"""

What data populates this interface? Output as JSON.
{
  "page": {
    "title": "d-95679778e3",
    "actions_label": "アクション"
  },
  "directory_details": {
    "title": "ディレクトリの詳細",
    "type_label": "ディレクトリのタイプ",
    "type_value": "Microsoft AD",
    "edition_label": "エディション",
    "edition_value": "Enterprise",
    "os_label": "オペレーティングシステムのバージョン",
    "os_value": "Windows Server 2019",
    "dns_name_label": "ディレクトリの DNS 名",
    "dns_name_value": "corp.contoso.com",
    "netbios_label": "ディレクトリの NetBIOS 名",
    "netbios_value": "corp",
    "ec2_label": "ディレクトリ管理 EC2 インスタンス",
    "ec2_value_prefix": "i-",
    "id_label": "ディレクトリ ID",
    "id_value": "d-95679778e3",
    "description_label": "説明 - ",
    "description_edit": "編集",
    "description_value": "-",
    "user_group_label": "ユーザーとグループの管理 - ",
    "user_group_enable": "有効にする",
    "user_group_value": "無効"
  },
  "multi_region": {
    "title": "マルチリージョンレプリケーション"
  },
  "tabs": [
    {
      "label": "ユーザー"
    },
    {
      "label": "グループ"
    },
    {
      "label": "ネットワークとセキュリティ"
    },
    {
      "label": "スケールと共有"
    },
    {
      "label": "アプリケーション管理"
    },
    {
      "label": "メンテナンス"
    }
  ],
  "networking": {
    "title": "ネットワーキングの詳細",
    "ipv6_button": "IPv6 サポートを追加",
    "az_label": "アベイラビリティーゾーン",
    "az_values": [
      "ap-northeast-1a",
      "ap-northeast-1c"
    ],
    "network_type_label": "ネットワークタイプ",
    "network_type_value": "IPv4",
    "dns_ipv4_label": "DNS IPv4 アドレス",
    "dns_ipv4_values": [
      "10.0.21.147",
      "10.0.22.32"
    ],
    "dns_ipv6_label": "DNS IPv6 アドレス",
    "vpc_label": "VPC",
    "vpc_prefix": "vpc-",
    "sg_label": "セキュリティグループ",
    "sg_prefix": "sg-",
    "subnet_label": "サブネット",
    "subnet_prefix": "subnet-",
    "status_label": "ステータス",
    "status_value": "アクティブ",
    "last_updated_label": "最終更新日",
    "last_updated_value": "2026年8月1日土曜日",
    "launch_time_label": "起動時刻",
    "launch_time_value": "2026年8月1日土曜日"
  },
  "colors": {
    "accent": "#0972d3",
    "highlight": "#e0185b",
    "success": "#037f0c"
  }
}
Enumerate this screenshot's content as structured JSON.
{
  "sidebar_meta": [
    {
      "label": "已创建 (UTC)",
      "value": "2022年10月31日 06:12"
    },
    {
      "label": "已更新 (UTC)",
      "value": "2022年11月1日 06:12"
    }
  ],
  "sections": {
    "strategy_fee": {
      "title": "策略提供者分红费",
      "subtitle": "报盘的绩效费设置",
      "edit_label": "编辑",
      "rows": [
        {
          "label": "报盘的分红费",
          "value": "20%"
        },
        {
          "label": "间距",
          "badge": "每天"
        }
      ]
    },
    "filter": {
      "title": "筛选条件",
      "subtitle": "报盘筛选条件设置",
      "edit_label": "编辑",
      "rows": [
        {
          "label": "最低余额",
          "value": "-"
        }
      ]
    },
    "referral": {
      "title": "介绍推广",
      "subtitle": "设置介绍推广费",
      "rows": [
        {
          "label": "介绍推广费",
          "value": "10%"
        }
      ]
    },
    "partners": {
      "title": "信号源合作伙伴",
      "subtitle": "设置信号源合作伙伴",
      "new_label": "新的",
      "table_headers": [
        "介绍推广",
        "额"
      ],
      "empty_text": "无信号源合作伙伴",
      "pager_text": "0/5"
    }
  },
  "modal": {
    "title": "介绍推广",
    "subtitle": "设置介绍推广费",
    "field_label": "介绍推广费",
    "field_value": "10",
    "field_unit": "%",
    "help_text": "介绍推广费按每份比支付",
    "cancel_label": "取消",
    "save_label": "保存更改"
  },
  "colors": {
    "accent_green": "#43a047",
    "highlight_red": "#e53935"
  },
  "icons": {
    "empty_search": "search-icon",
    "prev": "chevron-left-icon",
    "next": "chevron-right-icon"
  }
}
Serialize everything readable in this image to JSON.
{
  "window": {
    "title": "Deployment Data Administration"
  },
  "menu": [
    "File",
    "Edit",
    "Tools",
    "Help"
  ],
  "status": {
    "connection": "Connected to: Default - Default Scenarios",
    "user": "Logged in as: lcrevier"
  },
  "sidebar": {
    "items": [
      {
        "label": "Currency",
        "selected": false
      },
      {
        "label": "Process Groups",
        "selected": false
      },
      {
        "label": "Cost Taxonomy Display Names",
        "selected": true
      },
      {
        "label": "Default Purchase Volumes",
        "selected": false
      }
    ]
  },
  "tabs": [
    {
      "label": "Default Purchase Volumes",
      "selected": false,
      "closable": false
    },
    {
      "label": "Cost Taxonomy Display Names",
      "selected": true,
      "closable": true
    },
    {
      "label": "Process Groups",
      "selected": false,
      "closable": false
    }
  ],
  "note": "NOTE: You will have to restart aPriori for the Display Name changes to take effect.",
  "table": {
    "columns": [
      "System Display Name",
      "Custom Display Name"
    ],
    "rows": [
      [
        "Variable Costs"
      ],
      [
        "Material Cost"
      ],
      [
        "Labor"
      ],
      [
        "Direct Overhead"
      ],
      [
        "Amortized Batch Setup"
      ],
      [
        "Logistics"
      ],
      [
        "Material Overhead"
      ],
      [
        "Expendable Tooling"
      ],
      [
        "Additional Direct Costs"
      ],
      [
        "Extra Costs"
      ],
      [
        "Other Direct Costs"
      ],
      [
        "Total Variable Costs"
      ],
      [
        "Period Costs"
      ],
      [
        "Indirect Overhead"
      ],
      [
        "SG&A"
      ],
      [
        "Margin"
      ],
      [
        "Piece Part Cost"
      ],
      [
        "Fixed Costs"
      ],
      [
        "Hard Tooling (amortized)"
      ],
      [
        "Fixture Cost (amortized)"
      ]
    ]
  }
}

"""

## YOUR TASK
Pull out every line of the records that includes the string "Taxonomy".

## RESPONSE BELOW
        "label": "Cost Taxonomy Display Names",
      "label": "Cost Taxonomy Display Names",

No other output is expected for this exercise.